** WHAT IS ASKED **
All records should be reproduced verbatim.
▬▬▬▬▬▬▬▬▬▬
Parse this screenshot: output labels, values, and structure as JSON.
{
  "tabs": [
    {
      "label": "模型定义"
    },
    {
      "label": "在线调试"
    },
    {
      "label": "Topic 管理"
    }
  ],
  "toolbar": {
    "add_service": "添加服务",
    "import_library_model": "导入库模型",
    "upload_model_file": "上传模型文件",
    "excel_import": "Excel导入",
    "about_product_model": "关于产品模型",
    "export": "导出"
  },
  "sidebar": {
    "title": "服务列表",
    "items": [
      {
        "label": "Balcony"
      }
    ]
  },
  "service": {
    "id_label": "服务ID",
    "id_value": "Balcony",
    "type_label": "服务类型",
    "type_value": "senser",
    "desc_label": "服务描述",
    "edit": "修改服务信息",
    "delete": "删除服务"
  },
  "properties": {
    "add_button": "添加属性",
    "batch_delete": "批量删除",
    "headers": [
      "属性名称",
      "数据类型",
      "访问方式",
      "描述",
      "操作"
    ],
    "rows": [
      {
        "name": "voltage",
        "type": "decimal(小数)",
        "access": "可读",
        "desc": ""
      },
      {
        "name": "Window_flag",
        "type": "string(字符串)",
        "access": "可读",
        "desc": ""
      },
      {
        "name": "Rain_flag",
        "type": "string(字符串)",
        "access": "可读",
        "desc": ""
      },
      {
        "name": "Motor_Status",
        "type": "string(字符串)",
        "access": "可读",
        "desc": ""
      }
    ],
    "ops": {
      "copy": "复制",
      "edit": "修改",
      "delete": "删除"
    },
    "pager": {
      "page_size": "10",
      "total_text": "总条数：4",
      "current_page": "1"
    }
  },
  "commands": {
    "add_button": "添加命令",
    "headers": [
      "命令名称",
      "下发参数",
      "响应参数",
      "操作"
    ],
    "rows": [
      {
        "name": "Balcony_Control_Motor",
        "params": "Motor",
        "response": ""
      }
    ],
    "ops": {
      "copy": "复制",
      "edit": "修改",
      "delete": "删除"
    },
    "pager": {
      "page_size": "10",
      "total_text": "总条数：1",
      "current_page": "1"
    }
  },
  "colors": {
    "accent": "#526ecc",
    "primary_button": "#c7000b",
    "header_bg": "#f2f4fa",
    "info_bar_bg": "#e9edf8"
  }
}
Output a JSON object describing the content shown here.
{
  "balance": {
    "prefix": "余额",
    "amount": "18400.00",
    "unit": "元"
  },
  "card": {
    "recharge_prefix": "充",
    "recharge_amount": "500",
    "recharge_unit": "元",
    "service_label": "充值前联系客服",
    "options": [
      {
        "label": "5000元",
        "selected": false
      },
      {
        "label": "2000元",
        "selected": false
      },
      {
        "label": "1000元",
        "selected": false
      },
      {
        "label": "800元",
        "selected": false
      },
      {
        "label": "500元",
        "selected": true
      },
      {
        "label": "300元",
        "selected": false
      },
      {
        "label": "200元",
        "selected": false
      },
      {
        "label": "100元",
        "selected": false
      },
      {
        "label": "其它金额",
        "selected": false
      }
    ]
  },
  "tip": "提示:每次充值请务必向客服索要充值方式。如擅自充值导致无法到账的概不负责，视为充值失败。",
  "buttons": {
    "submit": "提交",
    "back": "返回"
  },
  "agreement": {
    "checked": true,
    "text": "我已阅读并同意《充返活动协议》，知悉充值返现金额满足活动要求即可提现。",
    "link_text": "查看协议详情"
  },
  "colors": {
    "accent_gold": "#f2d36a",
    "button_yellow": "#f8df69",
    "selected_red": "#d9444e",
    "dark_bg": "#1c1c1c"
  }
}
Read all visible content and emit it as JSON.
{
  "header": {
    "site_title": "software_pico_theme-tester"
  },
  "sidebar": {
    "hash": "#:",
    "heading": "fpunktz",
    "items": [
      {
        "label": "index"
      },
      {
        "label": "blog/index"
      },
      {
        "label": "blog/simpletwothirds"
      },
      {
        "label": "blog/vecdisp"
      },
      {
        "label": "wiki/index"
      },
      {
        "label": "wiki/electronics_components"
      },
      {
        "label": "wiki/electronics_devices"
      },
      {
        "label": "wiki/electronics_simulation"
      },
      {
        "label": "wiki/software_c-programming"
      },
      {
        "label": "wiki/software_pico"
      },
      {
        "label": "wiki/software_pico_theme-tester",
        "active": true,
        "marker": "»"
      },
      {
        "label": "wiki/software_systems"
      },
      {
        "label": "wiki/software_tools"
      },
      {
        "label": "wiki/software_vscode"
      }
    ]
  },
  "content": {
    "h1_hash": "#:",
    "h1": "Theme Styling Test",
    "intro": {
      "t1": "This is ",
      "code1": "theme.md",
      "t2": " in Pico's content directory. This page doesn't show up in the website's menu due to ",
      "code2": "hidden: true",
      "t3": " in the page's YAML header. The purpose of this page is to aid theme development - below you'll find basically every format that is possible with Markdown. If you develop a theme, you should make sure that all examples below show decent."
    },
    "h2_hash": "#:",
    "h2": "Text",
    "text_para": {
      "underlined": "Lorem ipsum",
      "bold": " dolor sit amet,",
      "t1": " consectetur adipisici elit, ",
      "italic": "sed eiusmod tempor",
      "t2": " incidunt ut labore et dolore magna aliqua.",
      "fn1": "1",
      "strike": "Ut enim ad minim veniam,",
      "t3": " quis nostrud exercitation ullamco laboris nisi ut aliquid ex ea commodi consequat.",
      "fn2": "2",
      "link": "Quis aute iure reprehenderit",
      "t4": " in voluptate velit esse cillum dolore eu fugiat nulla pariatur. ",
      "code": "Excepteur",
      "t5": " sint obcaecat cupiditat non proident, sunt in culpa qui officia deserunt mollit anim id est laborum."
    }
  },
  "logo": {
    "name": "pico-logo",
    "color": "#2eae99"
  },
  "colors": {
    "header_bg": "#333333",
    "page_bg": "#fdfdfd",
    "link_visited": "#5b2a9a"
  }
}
▬▬▬▬▬▬▬▬▬▬
** EXPECTED ANSWER **
Parse this screenshot: output labels, values, and structure as JSON.
{
  "tabs": [
    {
      "label": "模型定义"
    },
    {
      "label": "在线调试"
    },
    {
      "label": "Topic 管理"
    }
  ],
  "toolbar": {
    "add_service": "添加服务",
    "import_library_model": "导入库模型",
    "upload_model_file": "上传模型文件",
    "excel_import": "Excel导入",
    "about_product_model": "关于产品模型",
    "export": "导出"
  },
  "sidebar": {
    "title": "服务列表",
    "items": [
      {
        "label": "Balcony"
      }
    ]
  },
  "service": {
    "id_label": "服务ID",
    "id_value": "Balcony",
    "type_label": "服务类型",
    "type_value": "senser",
    "desc_label": "服务描述",
    "edit": "修改服务信息",
    "delete": "删除服务"
  },
  "properties": {
    "add_button": "添加属性",
    "batch_delete": "批量删除",
    "headers": [
      "属性名称",
      "数据类型",
      "访问方式",
      "描述",
      "操作"
    ],
    "rows": [
      {
        "name": "voltage",
        "type": "decimal(小数)",
        "access": "可读",
        "desc": ""
      },
      {
        "name": "Window_flag",
        "type": "string(字符串)",
        "access": "可读",
        "desc": ""
      },
      {
        "name": "Rain_flag",
        "type": "string(字符串)",
        "access": "可读",
        "desc": ""
      },
      {
        "name": "Motor_Status",
        "type": "string(字符串)",
        "access": "可读",
        "desc": ""
      }
    ],
    "ops": {
      "copy": "复制",
      "edit": "修改",
      "delete": "删除"
    },
    "pager": {
      "page_size": "10",
      "total_text": "总条数：4",
      "current_page": "1"
    }
  },
  "commands": {
    "add_button": "添加命令",
    "headers": [
      "命令名称",
      "下发参数",
      "响应参数",
      "操作"
    ],
    "rows": [
      {
        "name": "Balcony_Control_Motor",
        "params": "Motor",
        "response": ""
      }
    ],
    "ops": {
      "copy": "复制",
      "edit": "修改",
      "delete": "删除"
    },
    "pager": {
      "page_size": "10",
      "total_text": "总条数：1",
      "current_page": "1"
    }
  },
  "colors": {
    "accent": "#526ecc",
    "primary_button": "#c7000b",
    "header_bg": "#f2f4fa",
    "info_bar_bg": "#e9edf8"
  }
}
Output a JSON object describing the content shown here.
{
  "balance": {
    "prefix": "余额",
    "amount": "18400.00",
    "unit": "元"
  },
  "card": {
    "recharge_prefix": "充",
    "recharge_amount": "500",
    "recharge_unit": "元",
    "service_label": "充值前联系客服",
    "options": [
      {
        "label": "5000元",
        "selected": false
      },
      {
        "label": "2000元",
        "selected": false
      },
      {
        "label": "1000元",
        "selected": false
      },
      {
        "label": "800元",
        "selected": false
      },
      {
        "label": "500元",
        "selected": true
      },
      {
        "label": "300元",
        "selected": false
      },
      {
        "label": "200元",
        "selected": false
      },
      {
        "label": "100元",
        "selected": false
      },
      {
        "label": "其它金额",
        "selected": false
      }
    ]
  },
  "tip": "提示:每次充值请务必向客服索要充值方式。如擅自充值导致无法到账的概不负责，视为充值失败。",
  "buttons": {
    "submit": "提交",
    "back": "返回"
  },
  "agreement": {
    "checked": true,
    "text": "我已阅读并同意《充返活动协议》，知悉充值返现金额满足活动要求即可提现。",
    "link_text": "查看协议详情"
  },
  "colors": {
    "accent_gold": "#f2d36a",
    "button_yellow": "#f8df69",
    "selected_red": "#d9444e",
    "dark_bg": "#1c1c1c"
  }
}
Read all visible content and emit it as JSON.
{
  "header": {
    "site_title": "software_pico_theme-tester"
  },
  "sidebar": {
    "hash": "#:",
    "heading": "fpunktz",
    "items": [
      {
        "label": "index"
      },
      {
        "label": "blog/index"
      },
      {
        "label": "blog/simpletwothirds"
      },
      {
        "label": "blog/vecdisp"
      },
      {
        "label": "wiki/index"
      },
      {
        "label": "wiki/electronics_components"
      },
      {
        "label": "wiki/electronics_devices"
      },
      {
        "label": "wiki/electronics_simulation"
      },
      {
        "label": "wiki/software_c-programming"
      },
      {
        "label": "wiki/software_pico"
      },
      {
        "label": "wiki/software_pico_theme-tester",
        "active": true,
        "marker": "»"
      },
      {
        "label": "wiki/software_systems"
      },
      {
        "label": "wiki/software_tools"
      },
      {
        "label": "wiki/software_vscode"
      }
    ]
  },
  "content": {
    "h1_hash": "#:",
    "h1": "Theme Styling Test",
    "intro": {
      "t1": "This is ",
      "code1": "theme.md",
      "t2": " in Pico's content directory. This page doesn't show up in the website's menu due to ",
      "code2": "hidden: true",
      "t3": " in the page's YAML header. The purpose of this page is to aid theme development - below you'll find basically every format that is possible with Markdown. If you develop a theme, you should make sure that all examples below show decent."
    },
    "h2_hash": "#:",
    "h2": "Text",
    "text_para": {
      "underlined": "Lorem ipsum",
      "bold": " dolor sit amet,",
      "t1": " consectetur adipisici elit, ",
      "italic": "sed eiusmod tempor",
      "t2": " incidunt ut labore et dolore magna aliqua.",
      "fn1": "1",
      "strike": "Ut enim ad minim veniam,",
      "t3": " quis nostrud exercitation ullamco laboris nisi ut aliquid ex ea commodi consequat.",
      "fn2": "2",
      "link": "Quis aute iure reprehenderit",
      "t4": " in voluptate velit esse cillum dolore eu fugiat nulla pariatur. ",
      "code": "Excepteur",
      "t5": " sint obcaecat cupiditat non proident, sunt in culpa qui officia deserunt mollit anim id est laborum."
    }
  },
  "logo": {
    "name": "pico-logo",
    "color": "#2eae99"
  },
  "colors": {
    "header_bg": "#333333",
    "page_bg": "#fdfdfd",
    "link_visited": "#5b2a9a"
  }
}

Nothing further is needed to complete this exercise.